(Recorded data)
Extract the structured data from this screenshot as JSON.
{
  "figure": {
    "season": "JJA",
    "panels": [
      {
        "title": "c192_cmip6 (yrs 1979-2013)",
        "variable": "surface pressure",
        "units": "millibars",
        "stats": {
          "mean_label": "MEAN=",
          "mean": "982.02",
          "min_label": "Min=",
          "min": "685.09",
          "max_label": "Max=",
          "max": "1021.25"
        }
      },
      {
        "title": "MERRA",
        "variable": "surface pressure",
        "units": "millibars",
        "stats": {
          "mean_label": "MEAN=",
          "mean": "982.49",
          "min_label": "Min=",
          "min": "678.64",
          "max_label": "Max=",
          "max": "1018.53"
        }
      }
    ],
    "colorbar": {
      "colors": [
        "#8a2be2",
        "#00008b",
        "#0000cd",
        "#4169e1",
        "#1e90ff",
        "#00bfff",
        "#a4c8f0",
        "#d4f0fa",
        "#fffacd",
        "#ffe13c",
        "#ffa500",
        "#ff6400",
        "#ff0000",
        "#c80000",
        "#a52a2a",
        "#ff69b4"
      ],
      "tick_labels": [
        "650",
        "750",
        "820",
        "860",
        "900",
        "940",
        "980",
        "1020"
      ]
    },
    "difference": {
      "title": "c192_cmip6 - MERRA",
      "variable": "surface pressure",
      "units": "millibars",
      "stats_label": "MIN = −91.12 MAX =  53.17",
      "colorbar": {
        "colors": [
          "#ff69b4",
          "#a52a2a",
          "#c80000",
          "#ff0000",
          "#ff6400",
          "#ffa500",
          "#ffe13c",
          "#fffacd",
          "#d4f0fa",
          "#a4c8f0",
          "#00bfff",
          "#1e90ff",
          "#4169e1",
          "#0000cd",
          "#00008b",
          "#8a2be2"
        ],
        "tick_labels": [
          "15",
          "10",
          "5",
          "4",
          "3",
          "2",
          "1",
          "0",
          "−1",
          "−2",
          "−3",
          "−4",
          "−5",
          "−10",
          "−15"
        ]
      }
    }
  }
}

Work to do: Write out every line of the records exactly.

Result of this task:
Extract the structured data from this screenshot as JSON.
{
  "figure": {
    "season": "JJA",
    "panels": [
      {
        "title": "c192_cmip6 (yrs 1979-2013)",
        "variable": "surface pressure",
        "units": "millibars",
        "stats": {
          "mean_label": "MEAN=",
          "mean": "982.02",
          "min_label": "Min=",
          "min": "685.09",
          "max_label": "Max=",
          "max": "1021.25"
        }
      },
      {
        "title": "MERRA",
        "variable": "surface pressure",
        "units": "millibars",
        "stats": {
          "mean_label": "MEAN=",
          "mean": "982.49",
          "min_label": "Min=",
          "min": "678.64",
          "max_label": "Max=",
          "max": "1018.53"
        }
      }
    ],
    "colorbar": {
      "colors": [
        "#8a2be2",
        "#00008b",
        "#0000cd",
        "#4169e1",
        "#1e90ff",
        "#00bfff",
        "#a4c8f0",
        "#d4f0fa",
        "#fffacd",
        "#ffe13c",
        "#ffa500",
        "#ff6400",
        "#ff0000",
        "#c80000",
        "#a52a2a",
        "#ff69b4"
      ],
      "tick_labels": [
        "650",
        "750",
        "820",
        "860",
        "900",
        "940",
        "980",
        "1020"
      ]
    },
    "difference": {
      "title": "c192_cmip6 - MERRA",
      "variable": "surface pressure",
      "units": "millibars",
      "stats_label": "MIN = −91.12 MAX =  53.17",
      "colorbar": {
        "colors": [
          "#ff69b4",
          "#a52a2a",
          "#c80000",
          "#ff0000",
          "#ff6400",
          "#ffa500",
          "#ffe13c",
          "#fffacd",
          "#d4f0fa",
          "#a4c8f0",
          "#00bfff",
          "#1e90ff",
          "#4169e1",
          "#0000cd",
          "#00008b",
          "#8a2be2"
        ],
        "tick_labels": [
          "15",
          "10",
          "5",
          "4",
          "3",
          "2",
          "1",
          "0",
          "−1",
          "−2",
          "−3",
          "−4",
          "−5",
          "−10",
          "−15"
        ]
      }
    }
  }
}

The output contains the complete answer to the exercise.